### Task description
Filter out everything except lines holding "artistes".

╭─ Records shown

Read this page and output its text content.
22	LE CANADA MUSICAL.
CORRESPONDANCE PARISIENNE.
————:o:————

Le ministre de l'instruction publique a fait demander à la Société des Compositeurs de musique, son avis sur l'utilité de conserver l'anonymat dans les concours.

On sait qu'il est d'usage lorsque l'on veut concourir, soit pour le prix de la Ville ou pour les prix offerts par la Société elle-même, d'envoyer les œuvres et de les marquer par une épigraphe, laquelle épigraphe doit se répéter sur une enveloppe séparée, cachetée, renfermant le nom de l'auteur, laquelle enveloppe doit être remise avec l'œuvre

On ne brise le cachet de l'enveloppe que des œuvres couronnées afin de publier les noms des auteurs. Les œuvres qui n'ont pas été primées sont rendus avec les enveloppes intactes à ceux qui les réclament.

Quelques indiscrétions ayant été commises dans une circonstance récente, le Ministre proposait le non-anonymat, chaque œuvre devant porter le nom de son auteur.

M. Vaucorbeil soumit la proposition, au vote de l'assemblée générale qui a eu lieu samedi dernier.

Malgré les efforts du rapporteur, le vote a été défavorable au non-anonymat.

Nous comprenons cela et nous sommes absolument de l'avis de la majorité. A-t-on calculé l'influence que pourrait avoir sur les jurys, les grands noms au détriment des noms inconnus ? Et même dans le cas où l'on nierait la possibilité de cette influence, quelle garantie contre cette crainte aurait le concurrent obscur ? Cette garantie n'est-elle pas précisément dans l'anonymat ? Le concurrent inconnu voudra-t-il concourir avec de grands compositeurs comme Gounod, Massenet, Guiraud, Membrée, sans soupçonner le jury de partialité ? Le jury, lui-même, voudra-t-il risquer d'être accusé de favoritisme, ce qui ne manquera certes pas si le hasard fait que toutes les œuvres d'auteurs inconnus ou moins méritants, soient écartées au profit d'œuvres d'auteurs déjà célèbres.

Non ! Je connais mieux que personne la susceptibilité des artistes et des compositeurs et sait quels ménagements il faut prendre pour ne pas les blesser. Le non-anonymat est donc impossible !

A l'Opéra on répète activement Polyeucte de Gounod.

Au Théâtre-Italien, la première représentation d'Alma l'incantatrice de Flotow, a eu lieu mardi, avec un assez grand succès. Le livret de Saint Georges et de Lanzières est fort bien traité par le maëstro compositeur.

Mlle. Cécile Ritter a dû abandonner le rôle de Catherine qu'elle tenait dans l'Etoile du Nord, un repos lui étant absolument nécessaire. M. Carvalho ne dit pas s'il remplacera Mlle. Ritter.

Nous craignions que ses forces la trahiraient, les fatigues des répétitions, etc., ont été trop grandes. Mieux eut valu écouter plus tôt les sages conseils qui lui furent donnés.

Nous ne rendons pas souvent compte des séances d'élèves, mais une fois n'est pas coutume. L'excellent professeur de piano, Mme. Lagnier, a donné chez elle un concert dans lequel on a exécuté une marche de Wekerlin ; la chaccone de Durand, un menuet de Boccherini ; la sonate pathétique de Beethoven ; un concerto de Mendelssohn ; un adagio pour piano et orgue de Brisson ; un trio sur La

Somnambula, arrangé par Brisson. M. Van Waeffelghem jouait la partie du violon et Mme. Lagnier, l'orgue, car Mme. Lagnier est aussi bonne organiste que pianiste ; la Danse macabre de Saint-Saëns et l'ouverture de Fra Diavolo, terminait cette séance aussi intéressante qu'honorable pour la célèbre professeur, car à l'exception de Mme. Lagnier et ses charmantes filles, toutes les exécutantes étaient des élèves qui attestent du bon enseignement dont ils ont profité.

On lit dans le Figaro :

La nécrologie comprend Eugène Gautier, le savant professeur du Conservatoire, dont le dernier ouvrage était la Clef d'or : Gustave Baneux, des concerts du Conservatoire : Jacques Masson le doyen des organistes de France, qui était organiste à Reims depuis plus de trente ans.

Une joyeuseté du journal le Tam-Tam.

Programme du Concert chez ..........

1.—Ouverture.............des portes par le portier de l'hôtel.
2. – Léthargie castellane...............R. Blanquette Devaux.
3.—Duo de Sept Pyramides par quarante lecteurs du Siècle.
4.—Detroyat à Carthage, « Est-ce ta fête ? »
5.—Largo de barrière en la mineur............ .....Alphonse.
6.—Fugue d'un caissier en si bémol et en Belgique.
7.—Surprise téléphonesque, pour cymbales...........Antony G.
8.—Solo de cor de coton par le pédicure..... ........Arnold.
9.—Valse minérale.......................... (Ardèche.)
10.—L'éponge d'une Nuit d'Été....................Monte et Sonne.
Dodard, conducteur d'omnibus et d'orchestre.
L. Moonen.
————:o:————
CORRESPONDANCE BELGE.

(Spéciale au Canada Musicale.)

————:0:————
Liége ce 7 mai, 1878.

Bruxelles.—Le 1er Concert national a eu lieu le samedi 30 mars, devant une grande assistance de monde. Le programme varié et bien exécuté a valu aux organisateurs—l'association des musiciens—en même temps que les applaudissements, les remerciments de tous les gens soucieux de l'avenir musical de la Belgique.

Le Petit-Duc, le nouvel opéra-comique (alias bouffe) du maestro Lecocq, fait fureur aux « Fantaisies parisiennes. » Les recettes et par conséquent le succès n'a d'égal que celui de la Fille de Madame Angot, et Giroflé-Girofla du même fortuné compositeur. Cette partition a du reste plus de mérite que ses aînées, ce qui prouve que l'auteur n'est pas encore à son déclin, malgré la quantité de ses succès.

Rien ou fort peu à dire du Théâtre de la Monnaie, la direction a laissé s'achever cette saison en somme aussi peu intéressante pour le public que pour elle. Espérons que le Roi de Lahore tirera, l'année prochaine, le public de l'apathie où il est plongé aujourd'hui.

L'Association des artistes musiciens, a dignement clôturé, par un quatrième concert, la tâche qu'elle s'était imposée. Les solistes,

╰─

### Task output
Non ! Je connais mieux que personne la susceptibilité des artistes et des compositeurs et sait quels ménagements il faut prendre pour ne pas les blesser. Le non-anonymat est donc impossible !
L'Association des artistes musiciens, a dignement clôturé, par un quatrième concert, la tâche qu'elle s'était imposée. Les solistes,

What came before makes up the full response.